* [Written instruction]: Pick out the lines containing "employees".
+--
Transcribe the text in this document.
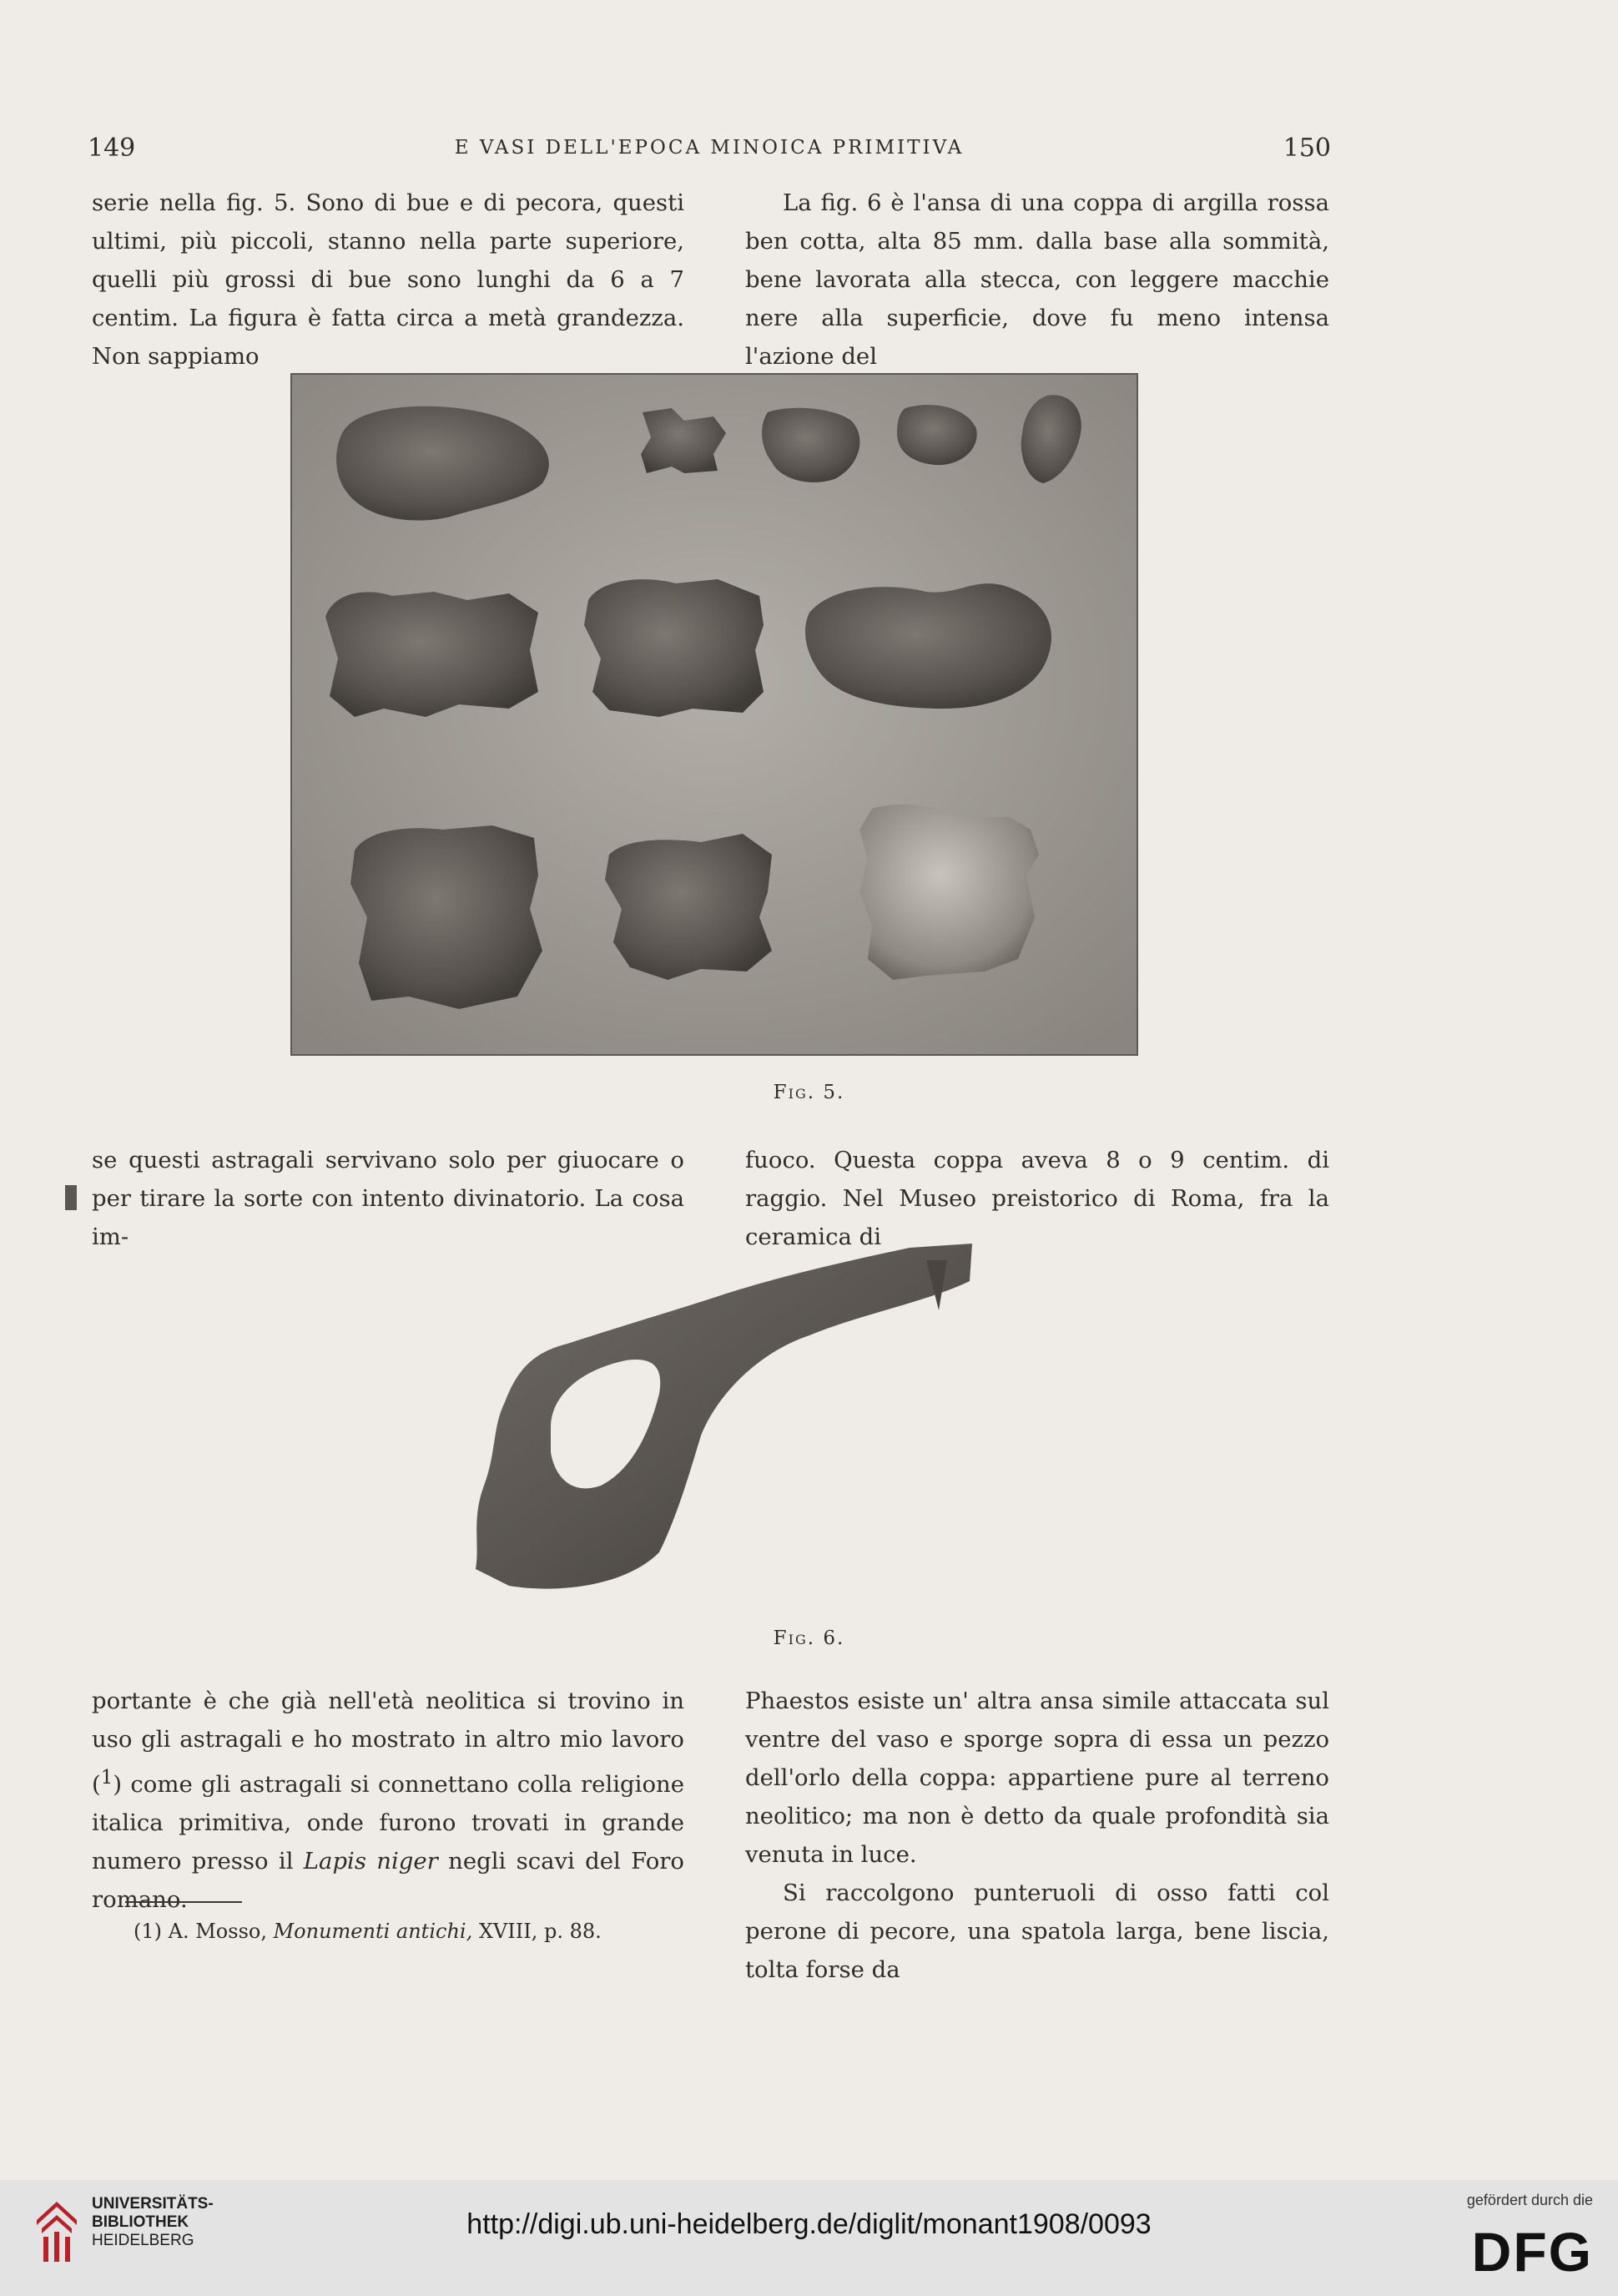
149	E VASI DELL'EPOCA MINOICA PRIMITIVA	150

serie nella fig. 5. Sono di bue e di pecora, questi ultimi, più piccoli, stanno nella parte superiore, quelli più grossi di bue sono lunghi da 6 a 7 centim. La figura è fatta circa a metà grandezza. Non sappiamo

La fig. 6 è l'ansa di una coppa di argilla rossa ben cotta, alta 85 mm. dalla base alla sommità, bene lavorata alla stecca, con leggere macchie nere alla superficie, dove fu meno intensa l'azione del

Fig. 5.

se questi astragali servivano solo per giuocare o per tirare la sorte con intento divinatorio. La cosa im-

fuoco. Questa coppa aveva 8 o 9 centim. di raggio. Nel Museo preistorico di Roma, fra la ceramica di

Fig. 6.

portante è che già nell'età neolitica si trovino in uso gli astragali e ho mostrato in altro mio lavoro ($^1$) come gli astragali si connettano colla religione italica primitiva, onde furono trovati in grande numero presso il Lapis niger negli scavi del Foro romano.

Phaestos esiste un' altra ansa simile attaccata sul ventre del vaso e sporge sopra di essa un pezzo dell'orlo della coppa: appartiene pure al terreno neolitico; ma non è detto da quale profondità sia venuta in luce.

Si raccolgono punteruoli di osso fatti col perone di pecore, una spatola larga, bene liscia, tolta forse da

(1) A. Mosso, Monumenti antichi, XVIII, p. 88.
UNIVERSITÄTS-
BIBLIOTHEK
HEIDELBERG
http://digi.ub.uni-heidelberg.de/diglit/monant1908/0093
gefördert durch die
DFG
+--
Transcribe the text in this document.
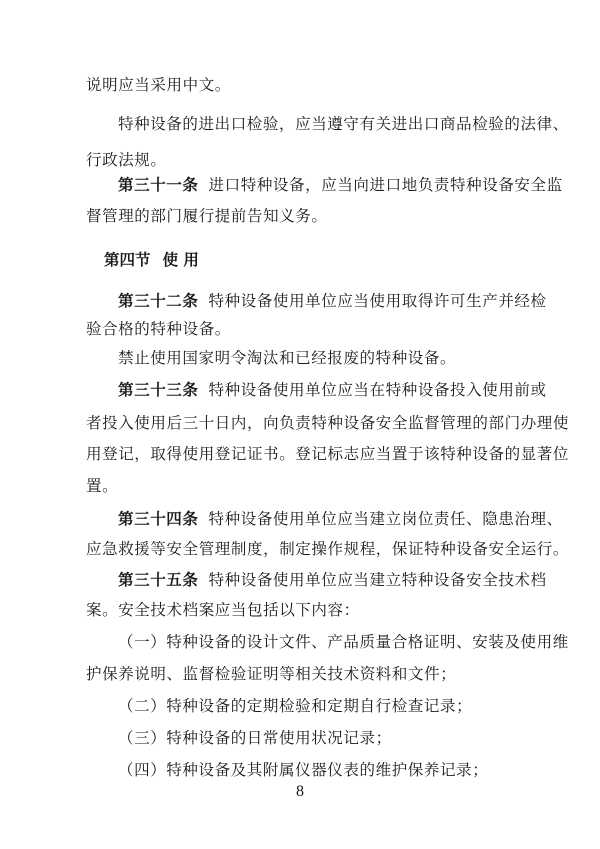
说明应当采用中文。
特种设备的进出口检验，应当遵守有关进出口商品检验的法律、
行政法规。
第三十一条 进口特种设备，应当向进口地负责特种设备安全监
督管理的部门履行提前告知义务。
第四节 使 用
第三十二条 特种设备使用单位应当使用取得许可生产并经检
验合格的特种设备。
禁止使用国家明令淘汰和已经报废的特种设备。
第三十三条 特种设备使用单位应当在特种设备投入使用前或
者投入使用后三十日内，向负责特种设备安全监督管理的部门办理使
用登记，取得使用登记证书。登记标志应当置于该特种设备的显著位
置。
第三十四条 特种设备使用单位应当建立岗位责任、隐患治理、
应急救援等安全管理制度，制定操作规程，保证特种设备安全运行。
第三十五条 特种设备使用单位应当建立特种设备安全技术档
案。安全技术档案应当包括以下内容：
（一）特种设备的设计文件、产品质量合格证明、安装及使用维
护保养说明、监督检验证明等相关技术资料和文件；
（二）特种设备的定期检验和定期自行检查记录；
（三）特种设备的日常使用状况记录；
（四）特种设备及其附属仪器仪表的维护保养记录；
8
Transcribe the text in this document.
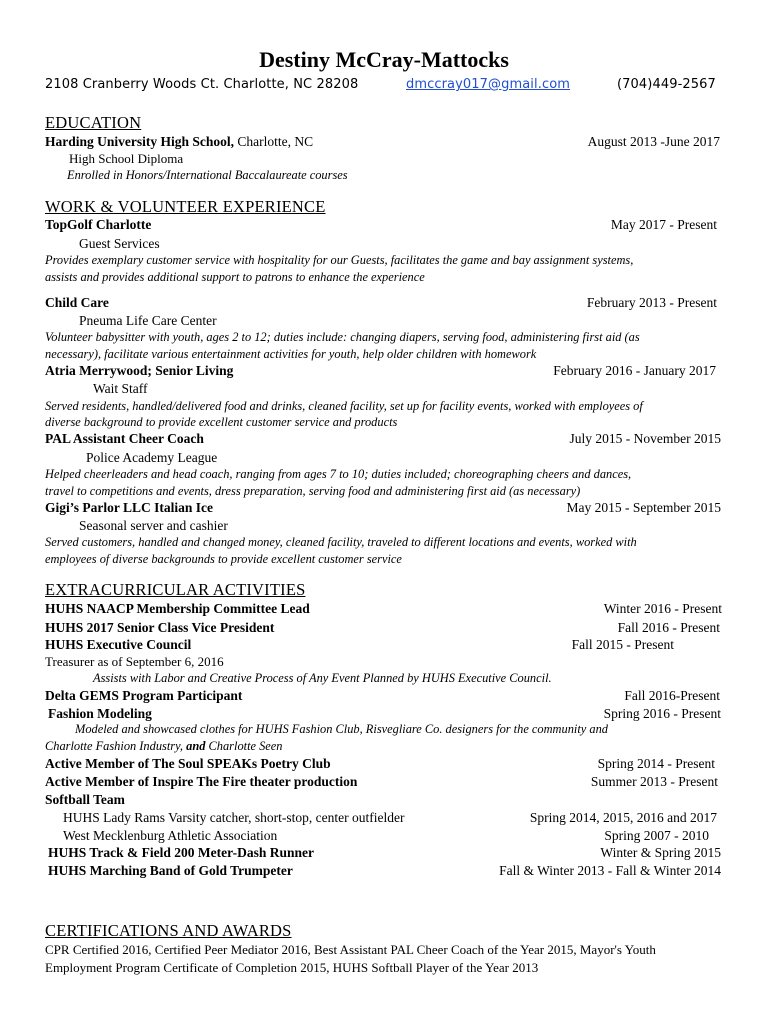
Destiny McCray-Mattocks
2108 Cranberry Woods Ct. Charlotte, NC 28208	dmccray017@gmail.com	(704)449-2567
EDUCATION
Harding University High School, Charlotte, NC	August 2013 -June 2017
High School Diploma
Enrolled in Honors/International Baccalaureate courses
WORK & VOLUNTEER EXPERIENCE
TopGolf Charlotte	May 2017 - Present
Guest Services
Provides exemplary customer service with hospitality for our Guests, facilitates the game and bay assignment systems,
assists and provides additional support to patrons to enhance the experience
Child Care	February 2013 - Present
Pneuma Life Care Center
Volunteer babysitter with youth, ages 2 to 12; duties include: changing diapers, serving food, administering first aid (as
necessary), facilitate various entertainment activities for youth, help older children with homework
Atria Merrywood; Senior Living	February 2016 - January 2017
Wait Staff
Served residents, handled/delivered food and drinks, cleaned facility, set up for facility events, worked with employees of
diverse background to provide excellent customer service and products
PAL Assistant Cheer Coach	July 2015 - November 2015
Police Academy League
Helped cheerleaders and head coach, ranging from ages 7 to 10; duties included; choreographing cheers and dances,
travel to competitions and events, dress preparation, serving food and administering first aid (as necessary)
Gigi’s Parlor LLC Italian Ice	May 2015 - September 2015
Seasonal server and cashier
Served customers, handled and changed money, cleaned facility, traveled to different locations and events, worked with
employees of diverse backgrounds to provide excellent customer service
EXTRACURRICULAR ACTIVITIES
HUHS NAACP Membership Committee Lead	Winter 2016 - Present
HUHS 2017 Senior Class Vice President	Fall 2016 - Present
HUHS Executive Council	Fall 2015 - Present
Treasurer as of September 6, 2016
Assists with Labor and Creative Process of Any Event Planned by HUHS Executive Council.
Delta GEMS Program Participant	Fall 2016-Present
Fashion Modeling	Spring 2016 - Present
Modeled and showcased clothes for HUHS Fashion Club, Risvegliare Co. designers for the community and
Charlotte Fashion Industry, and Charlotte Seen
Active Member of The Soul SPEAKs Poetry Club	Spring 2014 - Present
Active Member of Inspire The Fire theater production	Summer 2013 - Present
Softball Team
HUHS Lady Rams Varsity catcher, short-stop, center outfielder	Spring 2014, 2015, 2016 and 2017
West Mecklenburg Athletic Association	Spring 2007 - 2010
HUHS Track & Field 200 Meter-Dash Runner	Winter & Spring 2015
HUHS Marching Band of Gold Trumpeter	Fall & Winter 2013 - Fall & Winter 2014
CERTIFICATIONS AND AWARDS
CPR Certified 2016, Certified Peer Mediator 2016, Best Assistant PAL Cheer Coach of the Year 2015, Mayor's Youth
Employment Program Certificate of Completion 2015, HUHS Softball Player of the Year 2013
+--
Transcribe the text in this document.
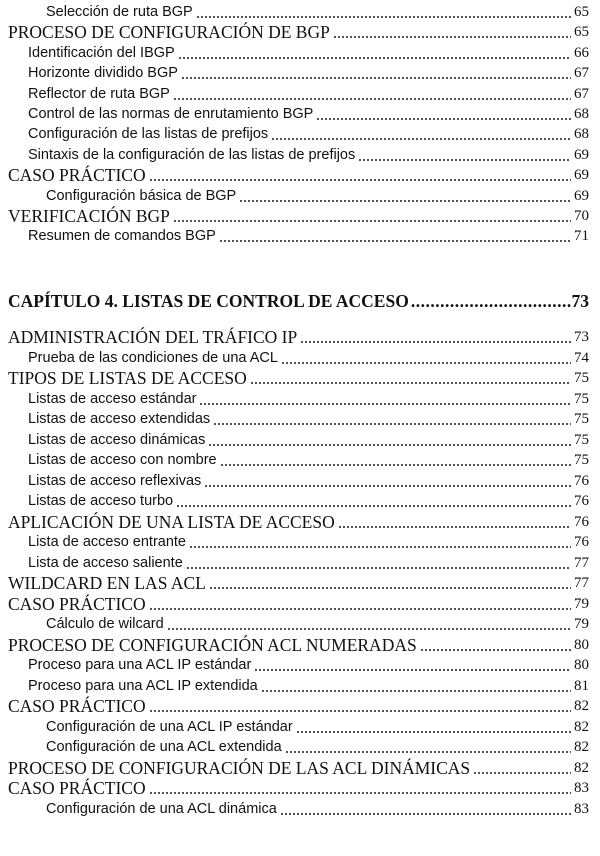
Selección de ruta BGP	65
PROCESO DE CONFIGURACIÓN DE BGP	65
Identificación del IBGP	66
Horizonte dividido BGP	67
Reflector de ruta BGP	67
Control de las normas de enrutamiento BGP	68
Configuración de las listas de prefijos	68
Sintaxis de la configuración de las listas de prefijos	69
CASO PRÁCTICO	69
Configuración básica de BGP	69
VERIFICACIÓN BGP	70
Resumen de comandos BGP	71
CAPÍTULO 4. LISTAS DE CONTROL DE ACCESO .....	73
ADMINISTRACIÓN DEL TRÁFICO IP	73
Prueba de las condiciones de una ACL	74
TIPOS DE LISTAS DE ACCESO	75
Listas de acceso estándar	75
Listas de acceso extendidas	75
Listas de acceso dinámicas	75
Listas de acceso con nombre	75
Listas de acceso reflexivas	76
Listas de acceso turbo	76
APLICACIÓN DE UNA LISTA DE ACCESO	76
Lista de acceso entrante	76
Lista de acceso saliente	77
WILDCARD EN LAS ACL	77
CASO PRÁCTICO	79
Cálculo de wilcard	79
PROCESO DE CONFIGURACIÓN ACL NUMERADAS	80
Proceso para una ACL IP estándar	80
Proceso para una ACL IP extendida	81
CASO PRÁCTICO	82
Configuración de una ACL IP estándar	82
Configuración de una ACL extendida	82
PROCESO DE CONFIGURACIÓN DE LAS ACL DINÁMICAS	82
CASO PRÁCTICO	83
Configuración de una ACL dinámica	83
+--
* [Answer to this exercise]:
Served residents, handled/delivered food and drinks, cleaned facility, set up for facility events, worked with employees of
employees of diverse backgrounds to provide excellent customer service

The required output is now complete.